__What to produce__
Repeat every line below exactly, word for word.
———
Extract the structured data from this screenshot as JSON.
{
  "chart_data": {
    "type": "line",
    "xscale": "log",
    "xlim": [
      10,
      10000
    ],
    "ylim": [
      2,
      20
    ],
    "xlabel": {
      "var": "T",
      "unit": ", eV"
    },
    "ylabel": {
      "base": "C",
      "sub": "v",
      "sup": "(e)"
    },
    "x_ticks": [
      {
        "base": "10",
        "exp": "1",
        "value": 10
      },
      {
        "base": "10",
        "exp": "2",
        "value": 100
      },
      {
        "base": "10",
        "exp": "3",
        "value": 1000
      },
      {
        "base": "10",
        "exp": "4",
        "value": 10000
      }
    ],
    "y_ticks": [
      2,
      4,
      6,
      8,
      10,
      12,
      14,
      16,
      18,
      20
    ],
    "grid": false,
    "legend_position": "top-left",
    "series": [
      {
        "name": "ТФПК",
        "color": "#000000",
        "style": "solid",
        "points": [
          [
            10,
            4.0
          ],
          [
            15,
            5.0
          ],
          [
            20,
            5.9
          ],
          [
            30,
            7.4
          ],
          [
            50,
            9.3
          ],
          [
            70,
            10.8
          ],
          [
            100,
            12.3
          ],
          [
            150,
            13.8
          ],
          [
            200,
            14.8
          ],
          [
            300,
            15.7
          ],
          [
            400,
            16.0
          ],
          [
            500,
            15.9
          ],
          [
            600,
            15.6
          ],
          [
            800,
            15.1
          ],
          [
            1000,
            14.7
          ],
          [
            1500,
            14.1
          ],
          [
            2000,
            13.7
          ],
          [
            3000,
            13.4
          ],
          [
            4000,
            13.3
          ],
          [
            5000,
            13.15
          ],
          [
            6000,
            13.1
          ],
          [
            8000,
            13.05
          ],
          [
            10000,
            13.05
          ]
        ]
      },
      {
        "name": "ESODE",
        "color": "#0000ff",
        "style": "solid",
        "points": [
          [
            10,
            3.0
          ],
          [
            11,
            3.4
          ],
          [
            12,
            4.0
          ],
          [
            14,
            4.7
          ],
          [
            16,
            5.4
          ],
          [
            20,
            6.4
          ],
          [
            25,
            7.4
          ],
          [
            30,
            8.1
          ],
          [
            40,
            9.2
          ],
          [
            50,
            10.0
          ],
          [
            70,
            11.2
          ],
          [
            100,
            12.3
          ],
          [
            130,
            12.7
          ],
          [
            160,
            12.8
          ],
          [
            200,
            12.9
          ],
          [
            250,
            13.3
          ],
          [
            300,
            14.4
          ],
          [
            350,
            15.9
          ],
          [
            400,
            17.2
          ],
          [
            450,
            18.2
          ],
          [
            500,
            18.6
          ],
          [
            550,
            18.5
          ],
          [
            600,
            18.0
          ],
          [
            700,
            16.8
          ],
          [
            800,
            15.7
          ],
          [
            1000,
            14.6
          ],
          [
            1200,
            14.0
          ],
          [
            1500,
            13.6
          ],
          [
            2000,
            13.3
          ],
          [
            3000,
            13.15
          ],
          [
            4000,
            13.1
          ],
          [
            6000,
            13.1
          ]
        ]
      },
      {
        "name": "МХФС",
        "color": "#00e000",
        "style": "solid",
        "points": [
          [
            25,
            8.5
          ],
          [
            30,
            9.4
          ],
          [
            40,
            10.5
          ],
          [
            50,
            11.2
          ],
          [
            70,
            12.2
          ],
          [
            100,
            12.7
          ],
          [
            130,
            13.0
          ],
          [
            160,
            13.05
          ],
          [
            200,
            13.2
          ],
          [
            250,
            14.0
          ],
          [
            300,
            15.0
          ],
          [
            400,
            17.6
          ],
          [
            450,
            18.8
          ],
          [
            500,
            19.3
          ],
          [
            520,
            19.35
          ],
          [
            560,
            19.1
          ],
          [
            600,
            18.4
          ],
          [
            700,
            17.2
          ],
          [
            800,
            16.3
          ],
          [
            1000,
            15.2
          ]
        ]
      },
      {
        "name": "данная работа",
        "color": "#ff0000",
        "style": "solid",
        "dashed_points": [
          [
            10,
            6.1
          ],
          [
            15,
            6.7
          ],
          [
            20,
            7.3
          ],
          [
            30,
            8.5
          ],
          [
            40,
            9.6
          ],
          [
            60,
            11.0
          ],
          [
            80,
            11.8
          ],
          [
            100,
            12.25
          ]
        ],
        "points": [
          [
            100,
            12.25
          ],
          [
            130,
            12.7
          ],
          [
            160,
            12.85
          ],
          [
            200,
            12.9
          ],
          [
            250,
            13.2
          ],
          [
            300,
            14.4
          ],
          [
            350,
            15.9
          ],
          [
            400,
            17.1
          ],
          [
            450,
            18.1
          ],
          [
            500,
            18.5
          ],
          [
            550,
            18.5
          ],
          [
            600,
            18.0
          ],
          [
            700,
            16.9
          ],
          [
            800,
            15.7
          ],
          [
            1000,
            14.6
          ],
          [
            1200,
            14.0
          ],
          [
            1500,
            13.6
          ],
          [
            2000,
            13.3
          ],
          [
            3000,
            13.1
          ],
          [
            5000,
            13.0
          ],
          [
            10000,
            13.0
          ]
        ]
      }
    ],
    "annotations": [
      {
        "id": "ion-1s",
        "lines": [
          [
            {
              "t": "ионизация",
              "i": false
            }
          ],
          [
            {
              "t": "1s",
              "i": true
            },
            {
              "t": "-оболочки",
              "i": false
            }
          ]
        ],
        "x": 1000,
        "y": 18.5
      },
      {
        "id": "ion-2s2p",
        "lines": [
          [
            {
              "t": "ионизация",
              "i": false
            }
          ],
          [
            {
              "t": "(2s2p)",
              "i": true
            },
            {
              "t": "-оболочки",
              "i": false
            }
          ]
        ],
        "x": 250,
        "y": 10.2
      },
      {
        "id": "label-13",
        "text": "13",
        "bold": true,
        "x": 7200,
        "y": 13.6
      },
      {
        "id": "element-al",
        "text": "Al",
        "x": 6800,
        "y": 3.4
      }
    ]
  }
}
———
__Full response__
Extract the structured data from this screenshot as JSON.
{
  "chart_data": {
    "type": "line",
    "xscale": "log",
    "xlim": [
      10,
      10000
    ],
    "ylim": [
      2,
      20
    ],
    "xlabel": {
      "var": "T",
      "unit": ", eV"
    },
    "ylabel": {
      "base": "C",
      "sub": "v",
      "sup": "(e)"
    },
    "x_ticks": [
      {
        "base": "10",
        "exp": "1",
        "value": 10
      },
      {
        "base": "10",
        "exp": "2",
        "value": 100
      },
      {
        "base": "10",
        "exp": "3",
        "value": 1000
      },
      {
        "base": "10",
        "exp": "4",
        "value": 10000
      }
    ],
    "y_ticks": [
      2,
      4,
      6,
      8,
      10,
      12,
      14,
      16,
      18,
      20
    ],
    "grid": false,
    "legend_position": "top-left",
    "series": [
      {
        "name": "ТФПК",
        "color": "#000000",
        "style": "solid",
        "points": [
          [
            10,
            4.0
          ],
          [
            15,
            5.0
          ],
          [
            20,
            5.9
          ],
          [
            30,
            7.4
          ],
          [
            50,
            9.3
          ],
          [
            70,
            10.8
          ],
          [
            100,
            12.3
          ],
          [
            150,
            13.8
          ],
          [
            200,
            14.8
          ],
          [
            300,
            15.7
          ],
          [
            400,
            16.0
          ],
          [
            500,
            15.9
          ],
          [
            600,
            15.6
          ],
          [
            800,
            15.1
          ],
          [
            1000,
            14.7
          ],
          [
            1500,
            14.1
          ],
          [
            2000,
            13.7
          ],
          [
            3000,
            13.4
          ],
          [
            4000,
            13.3
          ],
          [
            5000,
            13.15
          ],
          [
            6000,
            13.1
          ],
          [
            8000,
            13.05
          ],
          [
            10000,
            13.05
          ]
        ]
      },
      {
        "name": "ESODE",
        "color": "#0000ff",
        "style": "solid",
        "points": [
          [
            10,
            3.0
          ],
          [
            11,
            3.4
          ],
          [
            12,
            4.0
          ],
          [
            14,
            4.7
          ],
          [
            16,
            5.4
          ],
          [
            20,
            6.4
          ],
          [
            25,
            7.4
          ],
          [
            30,
            8.1
          ],
          [
            40,
            9.2
          ],
          [
            50,
            10.0
          ],
          [
            70,
            11.2
          ],
          [
            100,
            12.3
          ],
          [
            130,
            12.7
          ],
          [
            160,
            12.8
          ],
          [
            200,
            12.9
          ],
          [
            250,
            13.3
          ],
          [
            300,
            14.4
          ],
          [
            350,
            15.9
          ],
          [
            400,
            17.2
          ],
          [
            450,
            18.2
          ],
          [
            500,
            18.6
          ],
          [
            550,
            18.5
          ],
          [
            600,
            18.0
          ],
          [
            700,
            16.8
          ],
          [
            800,
            15.7
          ],
          [
            1000,
            14.6
          ],
          [
            1200,
            14.0
          ],
          [
            1500,
            13.6
          ],
          [
            2000,
            13.3
          ],
          [
            3000,
            13.15
          ],
          [
            4000,
            13.1
          ],
          [
            6000,
            13.1
          ]
        ]
      },
      {
        "name": "МХФС",
        "color": "#00e000",
        "style": "solid",
        "points": [
          [
            25,
            8.5
          ],
          [
            30,
            9.4
          ],
          [
            40,
            10.5
          ],
          [
            50,
            11.2
          ],
          [
            70,
            12.2
          ],
          [
            100,
            12.7
          ],
          [
            130,
            13.0
          ],
          [
            160,
            13.05
          ],
          [
            200,
            13.2
          ],
          [
            250,
            14.0
          ],
          [
            300,
            15.0
          ],
          [
            400,
            17.6
          ],
          [
            450,
            18.8
          ],
          [
            500,
            19.3
          ],
          [
            520,
            19.35
          ],
          [
            560,
            19.1
          ],
          [
            600,
            18.4
          ],
          [
            700,
            17.2
          ],
          [
            800,
            16.3
          ],
          [
            1000,
            15.2
          ]
        ]
      },
      {
        "name": "данная работа",
        "color": "#ff0000",
        "style": "solid",
        "dashed_points": [
          [
            10,
            6.1
          ],
          [
            15,
            6.7
          ],
          [
            20,
            7.3
          ],
          [
            30,
            8.5
          ],
          [
            40,
            9.6
          ],
          [
            60,
            11.0
          ],
          [
            80,
            11.8
          ],
          [
            100,
            12.25
          ]
        ],
        "points": [
          [
            100,
            12.25
          ],
          [
            130,
            12.7
          ],
          [
            160,
            12.85
          ],
          [
            200,
            12.9
          ],
          [
            250,
            13.2
          ],
          [
            300,
            14.4
          ],
          [
            350,
            15.9
          ],
          [
            400,
            17.1
          ],
          [
            450,
            18.1
          ],
          [
            500,
            18.5
          ],
          [
            550,
            18.5
          ],
          [
            600,
            18.0
          ],
          [
            700,
            16.9
          ],
          [
            800,
            15.7
          ],
          [
            1000,
            14.6
          ],
          [
            1200,
            14.0
          ],
          [
            1500,
            13.6
          ],
          [
            2000,
            13.3
          ],
          [
            3000,
            13.1
          ],
          [
            5000,
            13.0
          ],
          [
            10000,
            13.0
          ]
        ]
      }
    ],
    "annotations": [
      {
        "id": "ion-1s",
        "lines": [
          [
            {
              "t": "ионизация",
              "i": false
            }
          ],
          [
            {
              "t": "1s",
              "i": true
            },
            {
              "t": "-оболочки",
              "i": false
            }
          ]
        ],
        "x": 1000,
        "y": 18.5
      },
      {
        "id": "ion-2s2p",
        "lines": [
          [
            {
              "t": "ионизация",
              "i": false
            }
          ],
          [
            {
              "t": "(2s2p)",
              "i": true
            },
            {
              "t": "-оболочки",
              "i": false
            }
          ]
        ],
        "x": 250,
        "y": 10.2
      },
      {
        "id": "label-13",
        "text": "13",
        "bold": true,
        "x": 7200,
        "y": 13.6
      },
      {
        "id": "element-al",
        "text": "Al",
        "x": 6800,
        "y": 3.4
      }
    ]
  }
}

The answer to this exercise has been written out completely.